**** SUPPLIED DATA

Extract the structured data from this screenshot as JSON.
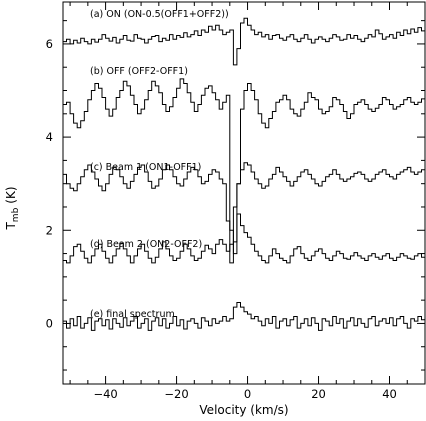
{
  "chart_data": {
    "type": "line",
    "step": true,
    "xlabel": "Velocity (km/s)",
    "ylabel": "T",
    "ylabel_sub": "mb",
    "ylabel_unit": "(K)",
    "xlim": [
      -52,
      50
    ],
    "ylim": [
      -1.3,
      6.9
    ],
    "xticks": [
      -40,
      -20,
      0,
      20,
      40
    ],
    "yticks": [
      0,
      2,
      4,
      6
    ],
    "x_start": -52,
    "x_step": 1.0,
    "series": [
      {
        "name": "(a) ON (ON-0.5(OFF1+OFF2))",
        "values": [
          6.05,
          6.1,
          6.0,
          6.08,
          6.02,
          6.12,
          6.05,
          6.0,
          6.1,
          6.04,
          6.1,
          6.2,
          6.12,
          6.06,
          6.14,
          6.02,
          6.1,
          6.18,
          6.08,
          6.06,
          6.2,
          6.12,
          6.1,
          6.02,
          6.1,
          6.16,
          6.18,
          6.05,
          6.12,
          6.08,
          6.2,
          6.1,
          6.18,
          6.14,
          6.24,
          6.15,
          6.2,
          6.28,
          6.18,
          6.3,
          6.25,
          6.38,
          6.3,
          6.4,
          6.3,
          6.2,
          6.25,
          6.3,
          5.55,
          5.9,
          6.45,
          6.55,
          6.4,
          6.3,
          6.2,
          6.25,
          6.15,
          6.2,
          6.1,
          6.18,
          6.2,
          6.12,
          6.08,
          6.15,
          6.2,
          6.1,
          6.05,
          6.12,
          6.2,
          6.1,
          6.02,
          6.1,
          6.15,
          6.1,
          6.05,
          6.12,
          6.2,
          6.15,
          6.08,
          6.1,
          6.2,
          6.12,
          6.18,
          6.1,
          6.05,
          6.12,
          6.2,
          6.15,
          6.3,
          6.22,
          6.1,
          6.15,
          6.2,
          6.12,
          6.25,
          6.18,
          6.3,
          6.22,
          6.32,
          6.25,
          6.35,
          6.28
        ]
      },
      {
        "name": "(b) OFF (OFF2-OFF1)",
        "values": [
          4.7,
          4.75,
          4.5,
          4.3,
          4.2,
          4.35,
          4.55,
          4.8,
          5.0,
          5.15,
          5.05,
          4.85,
          4.6,
          4.45,
          4.6,
          4.85,
          5.0,
          5.2,
          5.1,
          4.9,
          4.7,
          4.5,
          4.6,
          4.8,
          5.0,
          5.2,
          5.1,
          4.95,
          4.7,
          4.55,
          4.65,
          4.85,
          5.05,
          5.25,
          5.15,
          4.95,
          4.75,
          4.55,
          4.7,
          4.9,
          5.05,
          5.1,
          4.95,
          4.8,
          4.6,
          4.75,
          4.9,
          2.0,
          1.5,
          3.0,
          4.6,
          5.0,
          5.15,
          5.0,
          4.8,
          4.5,
          4.3,
          4.2,
          4.4,
          4.55,
          4.75,
          4.8,
          4.9,
          4.8,
          4.6,
          4.5,
          4.45,
          4.6,
          4.75,
          4.95,
          4.85,
          4.8,
          4.6,
          4.5,
          4.55,
          4.65,
          4.85,
          4.8,
          4.7,
          4.55,
          4.4,
          4.5,
          4.7,
          4.75,
          4.8,
          4.7,
          4.6,
          4.55,
          4.62,
          4.7,
          4.85,
          4.8,
          4.7,
          4.6,
          4.65,
          4.7,
          4.8,
          4.85,
          4.75,
          4.7,
          4.75,
          4.82
        ]
      },
      {
        "name": "(c) Beam 1 (ON1-OFF1)",
        "values": [
          3.2,
          3.0,
          2.9,
          2.85,
          3.0,
          3.15,
          3.3,
          3.4,
          3.25,
          3.1,
          2.95,
          2.85,
          3.0,
          3.2,
          3.35,
          3.3,
          3.15,
          3.0,
          2.9,
          3.05,
          3.2,
          3.35,
          3.4,
          3.25,
          3.05,
          2.9,
          2.95,
          3.1,
          3.3,
          3.4,
          3.3,
          3.15,
          3.0,
          2.95,
          3.1,
          3.25,
          3.35,
          3.3,
          3.15,
          3.0,
          3.05,
          3.2,
          3.3,
          3.25,
          3.1,
          3.0,
          2.2,
          1.3,
          2.5,
          3.0,
          3.3,
          3.45,
          3.4,
          3.25,
          3.1,
          3.0,
          2.9,
          2.95,
          3.1,
          3.2,
          3.35,
          3.25,
          3.15,
          3.05,
          2.95,
          3.05,
          3.15,
          3.25,
          3.3,
          3.2,
          3.1,
          3.0,
          2.95,
          3.05,
          3.15,
          3.2,
          3.3,
          3.2,
          3.1,
          3.05,
          3.1,
          3.15,
          3.22,
          3.25,
          3.2,
          3.1,
          3.05,
          3.1,
          3.2,
          3.25,
          3.3,
          3.2,
          3.15,
          3.1,
          3.2,
          3.25,
          3.3,
          3.35,
          3.25,
          3.2,
          3.25,
          3.3
        ]
      },
      {
        "name": "(d) Beam 2 (ON2-OFF2)",
        "values": [
          1.35,
          1.3,
          1.45,
          1.65,
          1.7,
          1.55,
          1.4,
          1.3,
          1.45,
          1.6,
          1.7,
          1.55,
          1.4,
          1.3,
          1.45,
          1.6,
          1.72,
          1.6,
          1.45,
          1.3,
          1.45,
          1.6,
          1.7,
          1.55,
          1.4,
          1.3,
          1.42,
          1.6,
          1.75,
          1.6,
          1.45,
          1.35,
          1.4,
          1.55,
          1.7,
          1.6,
          1.45,
          1.35,
          1.4,
          1.55,
          1.68,
          1.6,
          1.5,
          1.7,
          1.8,
          1.7,
          1.55,
          1.7,
          1.75,
          2.35,
          2.1,
          1.95,
          1.85,
          1.7,
          1.55,
          1.45,
          1.35,
          1.3,
          1.45,
          1.6,
          1.5,
          1.4,
          1.35,
          1.3,
          1.45,
          1.6,
          1.65,
          1.5,
          1.4,
          1.35,
          1.45,
          1.55,
          1.6,
          1.5,
          1.4,
          1.35,
          1.45,
          1.55,
          1.5,
          1.4,
          1.38,
          1.45,
          1.52,
          1.45,
          1.4,
          1.35,
          1.45,
          1.5,
          1.42,
          1.38,
          1.45,
          1.5,
          1.4,
          1.35,
          1.42,
          1.5,
          1.45,
          1.4,
          1.38,
          1.45,
          1.5,
          1.42
        ]
      },
      {
        "name": "(e) final spectrum",
        "values": [
          0.05,
          -0.1,
          0.1,
          -0.05,
          0.15,
          -0.1,
          0.0,
          0.12,
          -0.15,
          0.05,
          0.1,
          -0.05,
          0.08,
          -0.12,
          0.1,
          0.0,
          -0.08,
          0.12,
          -0.05,
          0.05,
          0.15,
          -0.1,
          0.0,
          0.1,
          -0.15,
          0.05,
          0.12,
          -0.05,
          0.1,
          -0.1,
          0.0,
          0.15,
          -0.05,
          0.08,
          -0.12,
          0.05,
          0.1,
          0.0,
          -0.1,
          0.12,
          0.05,
          -0.05,
          0.1,
          0.0,
          0.05,
          0.15,
          0.05,
          0.1,
          0.35,
          0.45,
          0.35,
          0.25,
          0.2,
          0.1,
          0.15,
          0.05,
          -0.05,
          0.1,
          0.0,
          0.15,
          -0.1,
          0.05,
          0.1,
          -0.05,
          0.08,
          0.15,
          -0.1,
          0.0,
          0.1,
          -0.05,
          0.12,
          0.0,
          -0.15,
          0.1,
          0.05,
          -0.05,
          0.15,
          0.0,
          0.1,
          -0.1,
          0.05,
          0.12,
          -0.05,
          0.1,
          0.0,
          -0.08,
          0.1,
          0.15,
          -0.05,
          0.05,
          0.1,
          0.0,
          0.12,
          -0.05,
          0.1,
          0.15,
          0.0,
          -0.1,
          0.1,
          0.05,
          0.15,
          0.08
        ]
      }
    ]
  }
}
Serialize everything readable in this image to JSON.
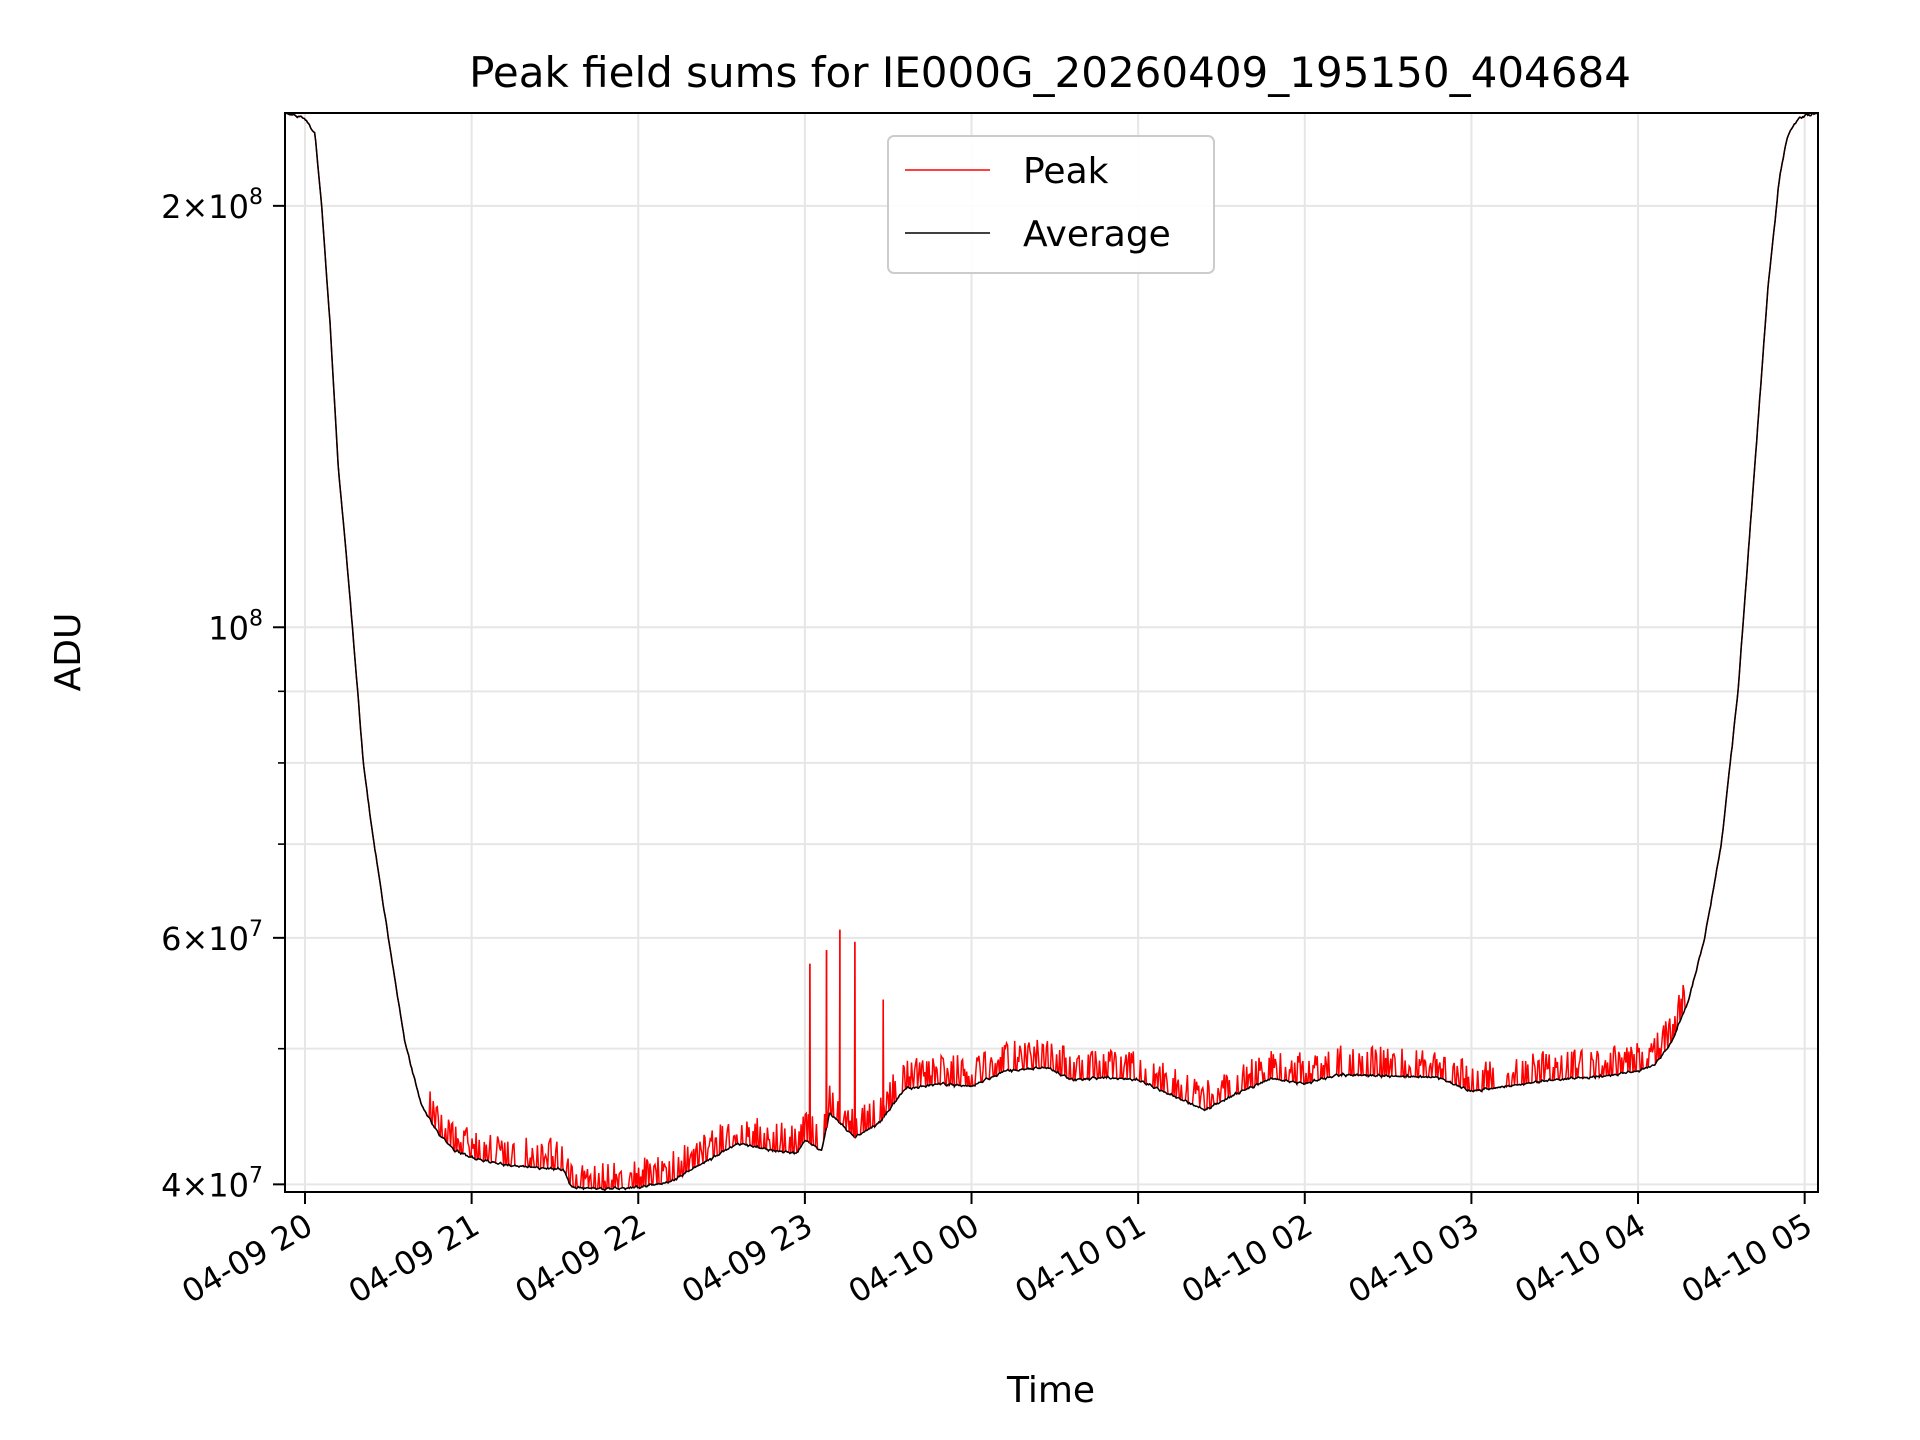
{
  "chart_data": {
    "type": "line",
    "title": "Peak field sums for IE000G_20260409_195150_404684",
    "xlabel": "Time",
    "ylabel": "ADU",
    "yscale": "log",
    "ylim": [
      39500000,
      233000000
    ],
    "xlim_hours": [
      19.88,
      29.08
    ],
    "x_ticks": [
      {
        "hour": 20,
        "label": "04-09 20"
      },
      {
        "hour": 21,
        "label": "04-09 21"
      },
      {
        "hour": 22,
        "label": "04-09 22"
      },
      {
        "hour": 23,
        "label": "04-09 23"
      },
      {
        "hour": 24,
        "label": "04-10 00"
      },
      {
        "hour": 25,
        "label": "04-10 01"
      },
      {
        "hour": 26,
        "label": "04-10 02"
      },
      {
        "hour": 27,
        "label": "04-10 03"
      },
      {
        "hour": 28,
        "label": "04-10 04"
      },
      {
        "hour": 29,
        "label": "04-10 05"
      }
    ],
    "y_major_ticks": [
      {
        "value": 40000000,
        "mantissa": "4",
        "exponent": "7"
      },
      {
        "value": 60000000,
        "mantissa": "6",
        "exponent": "7"
      },
      {
        "value": 100000000,
        "mantissa": "",
        "exponent": "8"
      },
      {
        "value": 200000000,
        "mantissa": "2",
        "exponent": "8"
      }
    ],
    "y_minor_ticks": [
      50000000,
      70000000,
      80000000,
      90000000
    ],
    "legend": {
      "position": "top-center",
      "entries": [
        {
          "name": "Peak",
          "color": "#ff0000"
        },
        {
          "name": "Average",
          "color": "#000000"
        }
      ]
    },
    "series": [
      {
        "name": "Average",
        "color": "#000000",
        "x_hours": [
          19.88,
          20.0,
          20.06,
          20.1,
          20.15,
          20.2,
          20.25,
          20.3,
          20.35,
          20.4,
          20.5,
          20.6,
          20.7,
          20.8,
          20.9,
          21.0,
          21.2,
          21.4,
          21.55,
          21.6,
          21.8,
          22.0,
          22.2,
          22.4,
          22.6,
          22.8,
          22.95,
          23.0,
          23.1,
          23.15,
          23.3,
          23.45,
          23.6,
          23.8,
          24.0,
          24.2,
          24.45,
          24.6,
          24.8,
          25.0,
          25.2,
          25.4,
          25.6,
          25.8,
          26.0,
          26.2,
          26.5,
          26.8,
          27.0,
          27.2,
          27.5,
          27.8,
          28.0,
          28.1,
          28.2,
          28.3,
          28.4,
          28.5,
          28.6,
          28.7,
          28.78,
          28.85,
          28.9,
          28.95,
          29.0,
          29.08
        ],
        "values": [
          233000000,
          231000000,
          225000000,
          200000000,
          165000000,
          130000000,
          112000000,
          95000000,
          80000000,
          72000000,
          60000000,
          50500000,
          45500000,
          43500000,
          42300000,
          41800000,
          41300000,
          41100000,
          41000000,
          39800000,
          39700000,
          39800000,
          40200000,
          41500000,
          42800000,
          42300000,
          42100000,
          43000000,
          42300000,
          45000000,
          43200000,
          44300000,
          46800000,
          47200000,
          47000000,
          48200000,
          48500000,
          47500000,
          47700000,
          47500000,
          46300000,
          45200000,
          46500000,
          47600000,
          47200000,
          47900000,
          47800000,
          47700000,
          46600000,
          47000000,
          47500000,
          47800000,
          48200000,
          48700000,
          50500000,
          54000000,
          60000000,
          70000000,
          90000000,
          130000000,
          175000000,
          210000000,
          225000000,
          230000000,
          232000000,
          233000000
        ]
      },
      {
        "name": "Peak",
        "color": "#ff0000",
        "spikes": [
          {
            "hour": 23.03,
            "value": 57500000
          },
          {
            "hour": 23.13,
            "value": 58800000
          },
          {
            "hour": 23.21,
            "value": 60800000
          },
          {
            "hour": 23.3,
            "value": 59600000
          },
          {
            "hour": 23.47,
            "value": 54200000
          }
        ]
      }
    ]
  }
}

********

WHAT TO DO: Lines holding the word "name" in the entries above are the ones to pull out. Copy them all.

TASK RESULT:
        "name": "(a) ON (ON-0.5(OFF1+OFF2))",
        "name": "(b) OFF (OFF2-OFF1)",
        "name": "(c) Beam 1 (ON1-OFF1)",
        "name": "(d) Beam 2 (ON2-OFF2)",
        "name": "(e) final spectrum",
          "name": "Peak",
          "name": "Average",
        "name": "Average",
        "name": "Peak",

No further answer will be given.